SELECTED EXCERPT:
..........

# Calling all LGD breeders!!



## TXFarmGirl (Mar 25, 2020)

We would love any advice you have about female LGDs. We have an 8 month old Great Pyrenee/Anatolian Shepherd cross, she guards our flock of chickens, and does so wonderfully so far. We are trying to decide if we should spay her? Not spay her? Breed her? What will make and keep her the Best LGD? Will letting her have puppies make her a better LGD? Will it make her a worse LGD, like would she start protecting her pups from the chickens? Does her protective instincts change any through any of this? We know each dog’s pers is different, but would love to know in general some information in this area. We have several friends who love her attitude and instincts, and have asked us if we will be breeding, but we weren’t sure...that’s why we have even considered breeding her. We know she couldn’t be Bred until she is 2, so we would have to make sure she stays in the chicken yard. Any info is appreciate. Thanks!


----------



## Miss mouse (Mar 31, 2020)

Following


----------



## YourRabbitGirl (Apr 13, 2020)

TXFarmGirl said:


> We would love any advice you have about female LGDs. We have an 8 month old Great Pyrenee/Anatolian Shepherd cross, she guards our flock of chickens, and does so wonderfully so far. We are trying to decide if we should spay her? Not spay her? Breed her? What will make and keep her the Best LGD? Will letting her have puppies make her a better LGD? Will it make her a worse LGD, like would she start protecting her pups from the chickens? Does her protective instincts change any through any of this? We know each dog’s pers is different, but would love to know in general some information in this area. We have several friends who love her attitude and instincts, and have asked us if we will be breeding, but we weren’t sure...that’s why we have even considered breeding her. We know she couldn’t be Bred until she is 2, so we would have to make sure she stays in the chicken yard. Any info is appreciate. Thanks!


While the common thumb rule is one animal guardian dog for every 50-100 animals up to 20 acres, the exact number would depend on several factors, including quality of the property, size, and the number of cattle, nature, and number of pests, and fencing.


----------

..........

PROVIDED DATA:
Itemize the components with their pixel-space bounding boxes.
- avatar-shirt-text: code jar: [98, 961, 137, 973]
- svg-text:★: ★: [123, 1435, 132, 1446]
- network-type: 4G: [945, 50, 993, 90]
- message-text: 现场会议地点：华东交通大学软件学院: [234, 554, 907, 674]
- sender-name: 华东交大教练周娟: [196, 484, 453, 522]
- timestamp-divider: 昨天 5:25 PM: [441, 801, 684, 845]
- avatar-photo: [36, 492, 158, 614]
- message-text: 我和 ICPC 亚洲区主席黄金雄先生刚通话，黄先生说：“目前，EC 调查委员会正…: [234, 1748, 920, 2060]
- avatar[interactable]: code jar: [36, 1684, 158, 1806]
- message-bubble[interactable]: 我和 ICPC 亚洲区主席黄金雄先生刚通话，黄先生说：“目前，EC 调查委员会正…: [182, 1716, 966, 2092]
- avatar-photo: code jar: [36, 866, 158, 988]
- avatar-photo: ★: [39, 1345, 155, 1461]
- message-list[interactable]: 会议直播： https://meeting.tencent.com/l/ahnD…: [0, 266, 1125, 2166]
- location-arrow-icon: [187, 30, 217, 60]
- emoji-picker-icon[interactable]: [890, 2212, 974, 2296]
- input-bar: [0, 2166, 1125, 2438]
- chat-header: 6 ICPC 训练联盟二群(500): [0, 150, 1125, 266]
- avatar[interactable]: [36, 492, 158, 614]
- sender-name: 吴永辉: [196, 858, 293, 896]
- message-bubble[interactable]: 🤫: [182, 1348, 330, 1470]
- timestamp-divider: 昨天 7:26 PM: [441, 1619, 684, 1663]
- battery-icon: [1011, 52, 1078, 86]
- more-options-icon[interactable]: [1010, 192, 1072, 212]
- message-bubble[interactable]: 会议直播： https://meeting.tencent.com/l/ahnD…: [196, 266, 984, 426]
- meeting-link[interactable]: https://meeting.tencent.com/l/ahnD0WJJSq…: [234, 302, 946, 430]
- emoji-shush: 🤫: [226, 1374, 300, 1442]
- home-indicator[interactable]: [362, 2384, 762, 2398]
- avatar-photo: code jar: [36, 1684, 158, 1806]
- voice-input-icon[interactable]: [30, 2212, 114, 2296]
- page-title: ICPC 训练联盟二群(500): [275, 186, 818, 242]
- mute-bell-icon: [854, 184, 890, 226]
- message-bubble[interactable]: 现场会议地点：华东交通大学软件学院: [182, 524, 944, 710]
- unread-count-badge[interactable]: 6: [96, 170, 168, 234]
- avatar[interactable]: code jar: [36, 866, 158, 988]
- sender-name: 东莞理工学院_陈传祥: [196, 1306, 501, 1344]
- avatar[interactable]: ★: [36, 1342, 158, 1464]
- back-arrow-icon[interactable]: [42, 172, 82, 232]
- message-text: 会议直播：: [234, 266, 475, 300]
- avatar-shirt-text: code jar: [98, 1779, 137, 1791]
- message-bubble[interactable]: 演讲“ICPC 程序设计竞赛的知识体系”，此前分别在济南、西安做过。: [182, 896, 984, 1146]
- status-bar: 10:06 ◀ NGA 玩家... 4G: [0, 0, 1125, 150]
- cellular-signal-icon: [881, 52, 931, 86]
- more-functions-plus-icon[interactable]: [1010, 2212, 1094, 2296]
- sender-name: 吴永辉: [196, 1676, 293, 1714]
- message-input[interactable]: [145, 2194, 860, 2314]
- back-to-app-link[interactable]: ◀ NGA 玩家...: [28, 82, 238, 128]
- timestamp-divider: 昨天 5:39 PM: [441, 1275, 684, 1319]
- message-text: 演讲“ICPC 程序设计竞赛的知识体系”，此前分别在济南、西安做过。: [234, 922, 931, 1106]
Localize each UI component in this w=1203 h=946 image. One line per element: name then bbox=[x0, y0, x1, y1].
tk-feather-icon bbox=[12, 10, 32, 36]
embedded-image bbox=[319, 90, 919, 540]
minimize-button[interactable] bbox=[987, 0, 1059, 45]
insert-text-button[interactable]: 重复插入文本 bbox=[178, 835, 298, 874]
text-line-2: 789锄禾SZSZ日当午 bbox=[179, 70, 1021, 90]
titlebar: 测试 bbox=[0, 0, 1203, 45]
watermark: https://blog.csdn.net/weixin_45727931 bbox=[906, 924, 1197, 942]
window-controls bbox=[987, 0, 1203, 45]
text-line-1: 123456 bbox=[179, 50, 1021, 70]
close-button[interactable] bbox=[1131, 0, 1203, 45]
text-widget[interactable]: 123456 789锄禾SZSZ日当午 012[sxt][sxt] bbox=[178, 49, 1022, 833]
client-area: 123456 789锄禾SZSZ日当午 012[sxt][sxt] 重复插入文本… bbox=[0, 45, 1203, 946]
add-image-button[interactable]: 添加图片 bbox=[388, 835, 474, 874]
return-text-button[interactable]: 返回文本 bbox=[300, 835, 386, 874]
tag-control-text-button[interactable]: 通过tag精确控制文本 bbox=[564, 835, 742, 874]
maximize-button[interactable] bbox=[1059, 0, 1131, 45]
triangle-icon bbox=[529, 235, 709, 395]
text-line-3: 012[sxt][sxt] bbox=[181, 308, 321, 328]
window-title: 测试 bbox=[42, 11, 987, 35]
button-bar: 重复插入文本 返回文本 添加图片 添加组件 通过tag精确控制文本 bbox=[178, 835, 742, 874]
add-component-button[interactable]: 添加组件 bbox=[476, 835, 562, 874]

..........

YOUR TASKS:
1. For the LGD thread, decide whether each statement agrees with it, answering yes or no and quoting the words that settle it: (a) The dog is 8 months old. (b) The dog guards a flock of goats. (c) One reply gives a rule of one guardian dog for every 50-100 animals up to 20 acres.
2. Repeat word for word the part of the LGD thread from "While the common" to "pests, and fencing.".
The listing is material separate from the LGD thread.

TASK-BY-TASK RESULTS:
1.
(a) Yes: "We have an 8 month old Great Pyrenee/Anatolian Shepherd cross"
(b) No: "she guards our flock of chickens"
(c) Yes: "the common thumb rule is one animal guardian dog for every 50-100 animals up to 20 acres"

2.
While the common thumb rule is one animal guardian dog for every 50-100 animals up to 20 acres, the exact number would depend on several factors, including quality of the property, size, and the number of cattle, nature, and number of pests, and fencing.